=== PASSAGE GIVEN ===
——
When my ex first said this to me, I was nineteen or twenty. He threw back his head and laughed at me, not with me. If the man who loved me thought I looked ridiculous, what did other people think? From that day forward, I adopted an "I don't dance" policy.
That was twenty years before.
At forty I was on the perimeter of a different dance floor. In a moment that lasted years I knew that if I didn't dance, right then, right there, I never would. The choice was mine, as would be the repercussions.
With hindsight, insight, and my stomach in my throat I walked over to my friends. They opened their circle and closed it around me.
I shifted from one foot to the other. Minimal movements were good. I added the arms. A little swinging, just a bit. Bigger steps, bigger swings. I tried my arms up in the air and then attempted a hip swivel--just one. I watched my friends and others around me. There were only a few people who looked really good, who had some 'moves.' And anyway, no one was looking at me. No one was looking at me. Perhaps it was a function of age and experience, of being at a place in life where embarrassing my kids was more of an issue than embarrassing myself. No one cared how I danced. We stumbled through lyrics and invented our own. We sang at the top of our lungs. I was still stilted and self-conscious but swinging my arms and clapping to the beat (I hope) and twirling around.
So I danced the dance. I pretended I didn't care how I looked until I really did not care. I thought it would take years. I think it took six minutes.
——
=== DATASET EXCERPT ===
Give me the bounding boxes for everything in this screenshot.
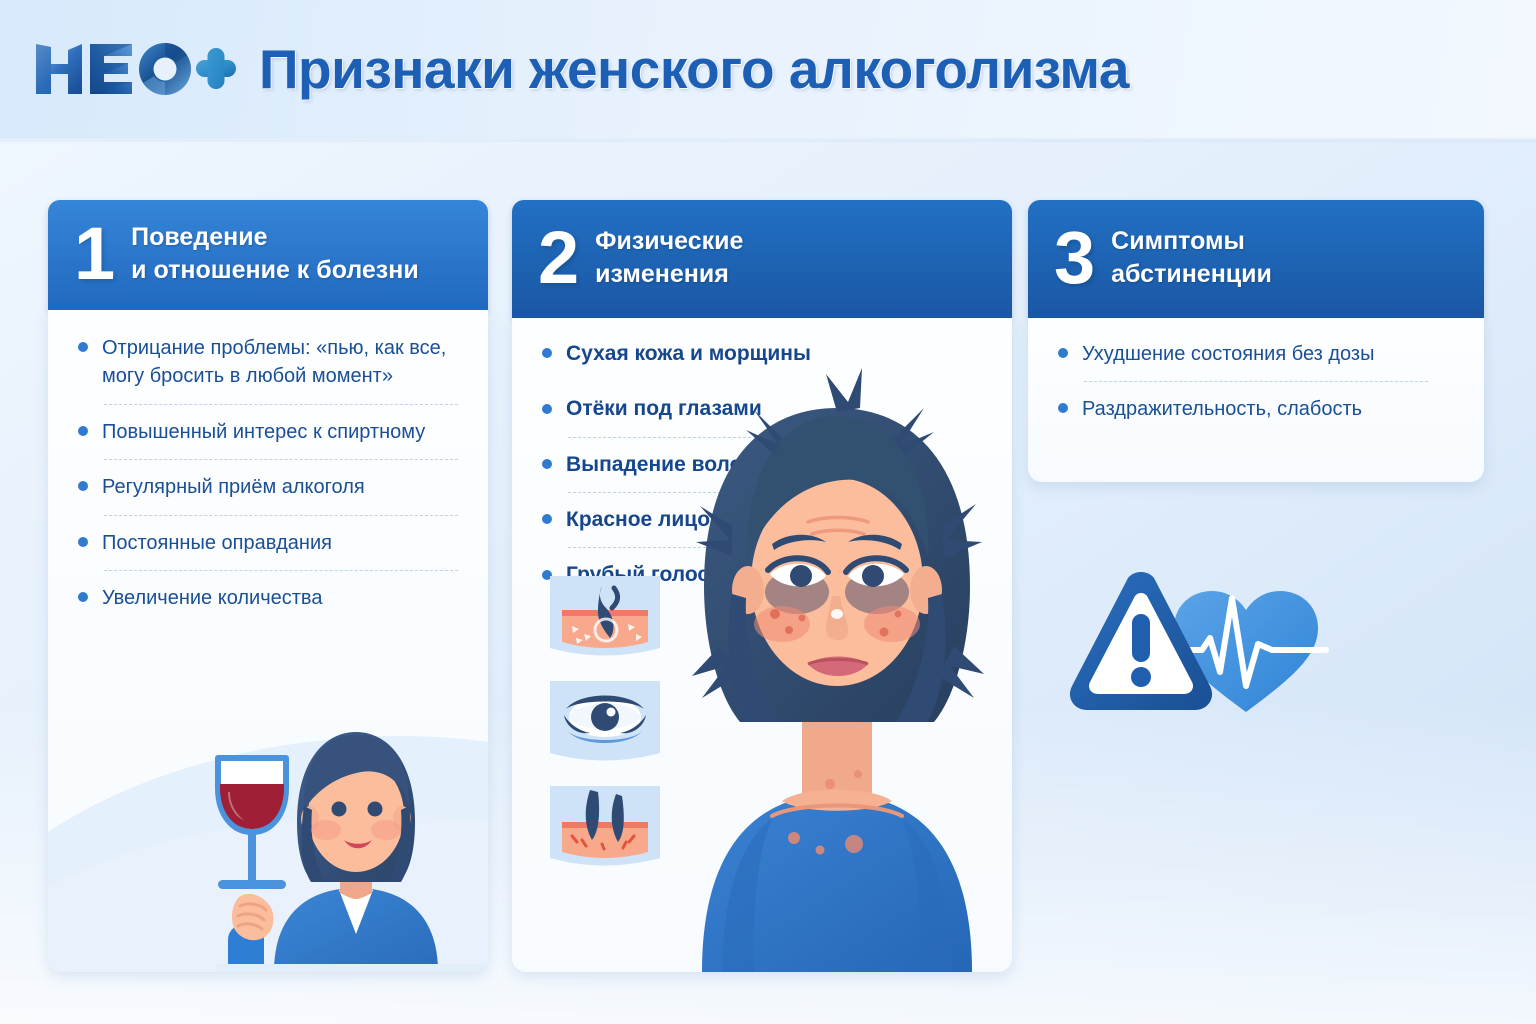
——
=== THE PROBLEM ===
Continue the personal essay above about dancing again at forty, picking up after its final sentence.

=== RESULT OF THE TASK ===
After an hour (or was it two?) I limped off the dance floor and sat in a chair, unzipped my boots and pulled them off. I flexed my feet back into their natural position. I gently kicked the boots beneath the edge of the floor length tablecloth. The balls of my feet burned. When I stood up I felt like I was standing on rocks. So this is what I'd been missing! I thought my identity as a wallflower saved me from a lifetime of embarrassment. It only protected me from sore feet.
I wish I'd known.
What I did know was that the night wasn't about how I looked; it was about how I felt. And I felt good. It was about laughing until my sides hurt. It was about line dances that I didn't know all the steps to, and about losing my place and starting again. It was about turning left when everyone was turning right and then turning left to catch up.
I had a lot of catching up to do.
While I implicated my ex-husband in ripping my dance card to shreds, it was I who chose not to patch it together until that moment. And it wasn't just the Macarena or the Electric Slide or the Tango that I refuted. For the past twenty years I shook my head and looked down at the floor every time the rhythmic beat of life asked me to dance.
With aching, stocking feet peeking out beneath my wide-leg pants, I hurried back to my friends on the dance floor.
A new song was about to begin.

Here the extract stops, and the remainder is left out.